(Entries from a dataset)
------------------------------------------------

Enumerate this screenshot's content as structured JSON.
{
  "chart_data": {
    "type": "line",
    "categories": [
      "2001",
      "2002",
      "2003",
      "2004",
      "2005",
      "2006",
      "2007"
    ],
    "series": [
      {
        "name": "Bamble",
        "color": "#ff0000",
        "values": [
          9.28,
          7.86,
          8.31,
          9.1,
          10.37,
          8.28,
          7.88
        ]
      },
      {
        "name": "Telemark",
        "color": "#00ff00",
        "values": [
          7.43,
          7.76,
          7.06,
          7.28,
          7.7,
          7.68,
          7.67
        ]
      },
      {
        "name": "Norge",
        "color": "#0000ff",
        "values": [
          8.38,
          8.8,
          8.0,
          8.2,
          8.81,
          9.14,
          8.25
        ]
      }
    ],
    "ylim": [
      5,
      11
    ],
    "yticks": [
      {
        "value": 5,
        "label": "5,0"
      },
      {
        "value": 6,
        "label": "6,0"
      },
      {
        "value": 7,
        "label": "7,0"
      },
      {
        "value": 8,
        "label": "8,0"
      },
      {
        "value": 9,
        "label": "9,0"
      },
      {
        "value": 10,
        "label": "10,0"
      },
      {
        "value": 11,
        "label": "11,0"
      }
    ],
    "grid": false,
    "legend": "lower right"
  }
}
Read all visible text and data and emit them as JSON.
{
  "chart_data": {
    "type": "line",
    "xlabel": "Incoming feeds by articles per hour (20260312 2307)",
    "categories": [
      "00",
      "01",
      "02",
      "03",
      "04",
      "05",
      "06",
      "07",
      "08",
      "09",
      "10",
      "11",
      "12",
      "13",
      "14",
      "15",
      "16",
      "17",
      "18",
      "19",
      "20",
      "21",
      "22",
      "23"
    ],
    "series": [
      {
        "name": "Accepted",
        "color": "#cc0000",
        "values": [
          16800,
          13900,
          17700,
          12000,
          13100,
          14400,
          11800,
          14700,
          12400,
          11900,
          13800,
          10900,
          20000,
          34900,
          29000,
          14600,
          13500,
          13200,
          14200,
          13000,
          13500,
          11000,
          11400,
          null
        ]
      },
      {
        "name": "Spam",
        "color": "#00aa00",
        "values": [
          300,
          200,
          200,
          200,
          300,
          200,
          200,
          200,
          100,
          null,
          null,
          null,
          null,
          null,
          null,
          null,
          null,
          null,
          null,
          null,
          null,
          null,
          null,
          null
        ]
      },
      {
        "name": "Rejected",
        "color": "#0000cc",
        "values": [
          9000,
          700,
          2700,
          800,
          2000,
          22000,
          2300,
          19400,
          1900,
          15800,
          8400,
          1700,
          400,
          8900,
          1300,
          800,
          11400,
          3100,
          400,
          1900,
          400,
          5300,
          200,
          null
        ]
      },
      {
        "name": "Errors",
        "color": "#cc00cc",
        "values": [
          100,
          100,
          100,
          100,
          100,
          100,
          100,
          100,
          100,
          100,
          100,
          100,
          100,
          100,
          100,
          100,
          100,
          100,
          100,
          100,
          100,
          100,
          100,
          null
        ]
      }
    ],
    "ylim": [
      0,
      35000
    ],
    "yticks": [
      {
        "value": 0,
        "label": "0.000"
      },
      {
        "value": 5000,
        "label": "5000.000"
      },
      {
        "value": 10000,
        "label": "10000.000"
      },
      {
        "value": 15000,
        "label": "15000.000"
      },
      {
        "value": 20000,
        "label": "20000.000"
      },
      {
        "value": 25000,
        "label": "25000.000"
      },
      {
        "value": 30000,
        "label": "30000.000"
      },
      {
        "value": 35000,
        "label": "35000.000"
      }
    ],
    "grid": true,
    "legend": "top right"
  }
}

------------------------------------------------

- Set task -
Please quote the records above exactly, without skipping a line.

- Written solution -
Enumerate this screenshot's content as structured JSON.
{
  "chart_data": {
    "type": "line",
    "categories": [
      "2001",
      "2002",
      "2003",
      "2004",
      "2005",
      "2006",
      "2007"
    ],
    "series": [
      {
        "name": "Bamble",
        "color": "#ff0000",
        "values": [
          9.28,
          7.86,
          8.31,
          9.1,
          10.37,
          8.28,
          7.88
        ]
      },
      {
        "name": "Telemark",
        "color": "#00ff00",
        "values": [
          7.43,
          7.76,
          7.06,
          7.28,
          7.7,
          7.68,
          7.67
        ]
      },
      {
        "name": "Norge",
        "color": "#0000ff",
        "values": [
          8.38,
          8.8,
          8.0,
          8.2,
          8.81,
          9.14,
          8.25
        ]
      }
    ],
    "ylim": [
      5,
      11
    ],
    "yticks": [
      {
        "value": 5,
        "label": "5,0"
      },
      {
        "value": 6,
        "label": "6,0"
      },
      {
        "value": 7,
        "label": "7,0"
      },
      {
        "value": 8,
        "label": "8,0"
      },
      {
        "value": 9,
        "label": "9,0"
      },
      {
        "value": 10,
        "label": "10,0"
      },
      {
        "value": 11,
        "label": "11,0"
      }
    ],
    "grid": false,
    "legend": "lower right"
  }
}
Read all visible text and data and emit them as JSON.
{
  "chart_data": {
    "type": "line",
    "xlabel": "Incoming feeds by articles per hour (20260312 2307)",
    "categories": [
      "00",
      "01",
      "02",
      "03",
      "04",
      "05",
      "06",
      "07",
      "08",
      "09",
      "10",
      "11",
      "12",
      "13",
      "14",
      "15",
      "16",
      "17",
      "18",
      "19",
      "20",
      "21",
      "22",
      "23"
    ],
    "series": [
      {
        "name": "Accepted",
        "color": "#cc0000",
        "values": [
          16800,
          13900,
          17700,
          12000,
          13100,
          14400,
          11800,
          14700,
          12400,
          11900,
          13800,
          10900,
          20000,
          34900,
          29000,
          14600,
          13500,
          13200,
          14200,
          13000,
          13500,
          11000,
          11400,
          null
        ]
      },
      {
        "name": "Spam",
        "color": "#00aa00",
        "values": [
          300,
          200,
          200,
          200,
          300,
          200,
          200,
          200,
          100,
          null,
          null,
          null,
          null,
          null,
          null,
          null,
          null,
          null,
          null,
          null,
          null,
          null,
          null,
          null
        ]
      },
      {
        "name": "Rejected",
        "color": "#0000cc",
        "values": [
          9000,
          700,
          2700,
          800,
          2000,
          22000,
          2300,
          19400,
          1900,
          15800,
          8400,
          1700,
          400,
          8900,
          1300,
          800,
          11400,
          3100,
          400,
          1900,
          400,
          5300,
          200,
          null
        ]
      },
      {
        "name": "Errors",
        "color": "#cc00cc",
        "values": [
          100,
          100,
          100,
          100,
          100,
          100,
          100,
          100,
          100,
          100,
          100,
          100,
          100,
          100,
          100,
          100,
          100,
          100,
          100,
          100,
          100,
          100,
          100,
          null
        ]
      }
    ],
    "ylim": [
      0,
      35000
    ],
    "yticks": [
      {
        "value": 0,
        "label": "0.000"
      },
      {
        "value": 5000,
        "label": "5000.000"
      },
      {
        "value": 10000,
        "label": "10000.000"
      },
      {
        "value": 15000,
        "label": "15000.000"
      },
      {
        "value": 20000,
        "label": "20000.000"
      },
      {
        "value": 25000,
        "label": "25000.000"
      },
      {
        "value": 30000,
        "label": "30000.000"
      },
      {
        "value": 35000,
        "label": "35000.000"
      }
    ],
    "grid": true,
    "legend": "top right"
  }
}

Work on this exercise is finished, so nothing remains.